*Exercise aim*:
In the listing below, locate the lines bearing the word "structure". Copy every one of them.

* BEGIN Provided data *

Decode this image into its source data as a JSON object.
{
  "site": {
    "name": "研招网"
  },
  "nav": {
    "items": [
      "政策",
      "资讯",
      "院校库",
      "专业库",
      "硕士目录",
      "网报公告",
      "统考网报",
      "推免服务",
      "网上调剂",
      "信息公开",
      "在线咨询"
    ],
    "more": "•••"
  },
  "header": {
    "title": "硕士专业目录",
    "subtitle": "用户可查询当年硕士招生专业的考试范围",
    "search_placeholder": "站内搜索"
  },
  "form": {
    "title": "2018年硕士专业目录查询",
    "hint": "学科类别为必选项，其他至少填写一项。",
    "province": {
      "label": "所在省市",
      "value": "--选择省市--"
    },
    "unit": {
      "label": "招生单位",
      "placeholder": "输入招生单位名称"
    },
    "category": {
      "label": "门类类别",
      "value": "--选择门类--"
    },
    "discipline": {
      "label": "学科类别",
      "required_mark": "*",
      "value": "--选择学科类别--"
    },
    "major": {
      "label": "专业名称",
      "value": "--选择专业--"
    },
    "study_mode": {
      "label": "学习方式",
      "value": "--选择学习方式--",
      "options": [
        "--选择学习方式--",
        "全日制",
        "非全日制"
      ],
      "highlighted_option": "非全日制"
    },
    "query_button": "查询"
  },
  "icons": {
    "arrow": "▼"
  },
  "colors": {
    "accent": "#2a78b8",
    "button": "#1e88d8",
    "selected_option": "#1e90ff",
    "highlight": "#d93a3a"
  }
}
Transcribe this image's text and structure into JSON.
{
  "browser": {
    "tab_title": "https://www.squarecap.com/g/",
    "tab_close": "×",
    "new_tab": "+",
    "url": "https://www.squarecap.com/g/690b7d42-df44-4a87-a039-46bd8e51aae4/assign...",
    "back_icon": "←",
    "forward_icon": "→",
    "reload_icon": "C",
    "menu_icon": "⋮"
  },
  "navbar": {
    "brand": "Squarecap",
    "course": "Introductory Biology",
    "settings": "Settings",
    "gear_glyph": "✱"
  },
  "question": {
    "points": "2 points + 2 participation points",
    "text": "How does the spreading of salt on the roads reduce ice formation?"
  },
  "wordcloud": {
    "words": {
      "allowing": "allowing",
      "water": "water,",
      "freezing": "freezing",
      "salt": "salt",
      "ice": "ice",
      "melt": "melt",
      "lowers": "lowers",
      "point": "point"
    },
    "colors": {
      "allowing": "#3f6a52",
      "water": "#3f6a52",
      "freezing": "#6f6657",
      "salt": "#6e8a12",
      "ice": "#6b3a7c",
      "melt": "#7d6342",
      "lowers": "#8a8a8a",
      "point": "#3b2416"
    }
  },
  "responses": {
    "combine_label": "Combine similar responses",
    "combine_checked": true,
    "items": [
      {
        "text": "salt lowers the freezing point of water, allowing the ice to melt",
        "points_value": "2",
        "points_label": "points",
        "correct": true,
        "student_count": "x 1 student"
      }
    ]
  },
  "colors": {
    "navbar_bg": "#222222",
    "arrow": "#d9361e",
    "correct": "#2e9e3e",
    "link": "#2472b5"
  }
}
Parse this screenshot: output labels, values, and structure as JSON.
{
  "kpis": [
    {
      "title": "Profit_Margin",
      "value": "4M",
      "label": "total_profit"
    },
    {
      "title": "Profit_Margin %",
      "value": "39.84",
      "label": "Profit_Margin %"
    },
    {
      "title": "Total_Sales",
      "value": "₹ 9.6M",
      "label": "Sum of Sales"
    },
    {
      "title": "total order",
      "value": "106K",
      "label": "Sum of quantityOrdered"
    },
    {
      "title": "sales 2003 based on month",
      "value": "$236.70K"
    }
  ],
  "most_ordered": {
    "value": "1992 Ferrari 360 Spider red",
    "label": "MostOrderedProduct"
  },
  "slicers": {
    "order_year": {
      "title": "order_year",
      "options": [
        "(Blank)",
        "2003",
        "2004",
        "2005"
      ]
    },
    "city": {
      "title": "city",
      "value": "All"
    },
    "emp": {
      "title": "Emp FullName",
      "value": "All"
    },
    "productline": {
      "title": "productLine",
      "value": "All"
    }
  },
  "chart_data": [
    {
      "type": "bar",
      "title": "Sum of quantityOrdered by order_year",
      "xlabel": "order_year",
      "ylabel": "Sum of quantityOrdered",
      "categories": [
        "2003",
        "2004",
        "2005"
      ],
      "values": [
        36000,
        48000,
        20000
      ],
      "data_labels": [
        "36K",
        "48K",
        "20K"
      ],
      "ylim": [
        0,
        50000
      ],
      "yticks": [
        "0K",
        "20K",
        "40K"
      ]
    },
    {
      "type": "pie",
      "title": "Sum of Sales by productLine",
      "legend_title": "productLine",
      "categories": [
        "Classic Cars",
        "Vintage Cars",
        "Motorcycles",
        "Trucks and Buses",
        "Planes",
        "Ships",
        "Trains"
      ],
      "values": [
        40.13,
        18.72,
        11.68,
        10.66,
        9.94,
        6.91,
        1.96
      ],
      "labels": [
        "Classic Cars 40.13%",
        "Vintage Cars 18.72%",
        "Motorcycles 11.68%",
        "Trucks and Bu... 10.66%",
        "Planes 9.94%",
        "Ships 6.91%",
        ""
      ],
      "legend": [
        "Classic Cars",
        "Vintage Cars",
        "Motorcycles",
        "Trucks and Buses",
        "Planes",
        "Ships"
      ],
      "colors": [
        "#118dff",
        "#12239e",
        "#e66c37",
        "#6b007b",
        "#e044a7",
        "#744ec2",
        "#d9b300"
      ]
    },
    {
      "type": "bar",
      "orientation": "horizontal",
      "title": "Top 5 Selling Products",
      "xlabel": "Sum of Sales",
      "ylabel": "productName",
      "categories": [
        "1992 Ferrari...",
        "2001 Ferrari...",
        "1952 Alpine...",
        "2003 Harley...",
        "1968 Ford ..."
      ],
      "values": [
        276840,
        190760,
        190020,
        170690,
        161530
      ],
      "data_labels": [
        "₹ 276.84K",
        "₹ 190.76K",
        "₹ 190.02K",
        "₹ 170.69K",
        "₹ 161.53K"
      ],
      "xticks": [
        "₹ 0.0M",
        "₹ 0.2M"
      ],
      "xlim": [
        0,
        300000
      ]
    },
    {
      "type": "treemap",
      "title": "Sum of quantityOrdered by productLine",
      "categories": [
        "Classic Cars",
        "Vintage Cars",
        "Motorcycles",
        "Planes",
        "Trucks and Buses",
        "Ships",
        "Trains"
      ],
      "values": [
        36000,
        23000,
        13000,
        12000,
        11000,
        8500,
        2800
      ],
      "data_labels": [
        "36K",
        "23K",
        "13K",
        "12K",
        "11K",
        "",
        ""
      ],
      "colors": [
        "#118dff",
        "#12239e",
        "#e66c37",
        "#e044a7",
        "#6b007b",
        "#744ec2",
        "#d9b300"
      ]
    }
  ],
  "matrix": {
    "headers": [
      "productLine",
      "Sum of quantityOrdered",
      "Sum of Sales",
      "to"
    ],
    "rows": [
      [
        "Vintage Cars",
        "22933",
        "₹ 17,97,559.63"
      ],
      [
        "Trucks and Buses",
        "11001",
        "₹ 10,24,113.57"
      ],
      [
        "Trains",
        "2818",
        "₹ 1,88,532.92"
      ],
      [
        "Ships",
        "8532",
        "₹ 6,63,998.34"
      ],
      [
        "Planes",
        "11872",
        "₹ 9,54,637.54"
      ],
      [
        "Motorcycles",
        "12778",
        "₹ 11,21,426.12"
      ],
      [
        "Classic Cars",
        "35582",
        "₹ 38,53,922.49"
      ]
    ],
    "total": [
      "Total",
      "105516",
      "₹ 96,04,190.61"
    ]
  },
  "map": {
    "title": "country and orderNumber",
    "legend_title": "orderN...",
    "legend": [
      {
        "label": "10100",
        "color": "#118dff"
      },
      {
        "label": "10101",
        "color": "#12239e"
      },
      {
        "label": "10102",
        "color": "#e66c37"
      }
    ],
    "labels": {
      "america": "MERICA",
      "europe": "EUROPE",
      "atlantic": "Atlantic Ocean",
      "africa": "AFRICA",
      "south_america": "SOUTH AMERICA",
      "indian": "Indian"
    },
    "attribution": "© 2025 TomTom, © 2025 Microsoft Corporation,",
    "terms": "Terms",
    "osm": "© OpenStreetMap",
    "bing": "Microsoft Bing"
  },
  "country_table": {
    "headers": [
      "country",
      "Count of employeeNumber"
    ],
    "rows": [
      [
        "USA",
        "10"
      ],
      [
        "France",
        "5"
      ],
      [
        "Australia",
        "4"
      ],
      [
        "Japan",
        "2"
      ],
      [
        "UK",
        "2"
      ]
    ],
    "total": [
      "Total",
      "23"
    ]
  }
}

* END Provided data *

*Output for this exercise*:
Transcribe this image's text and structure into JSON.
Parse this screenshot: output labels, values, and structure as JSON.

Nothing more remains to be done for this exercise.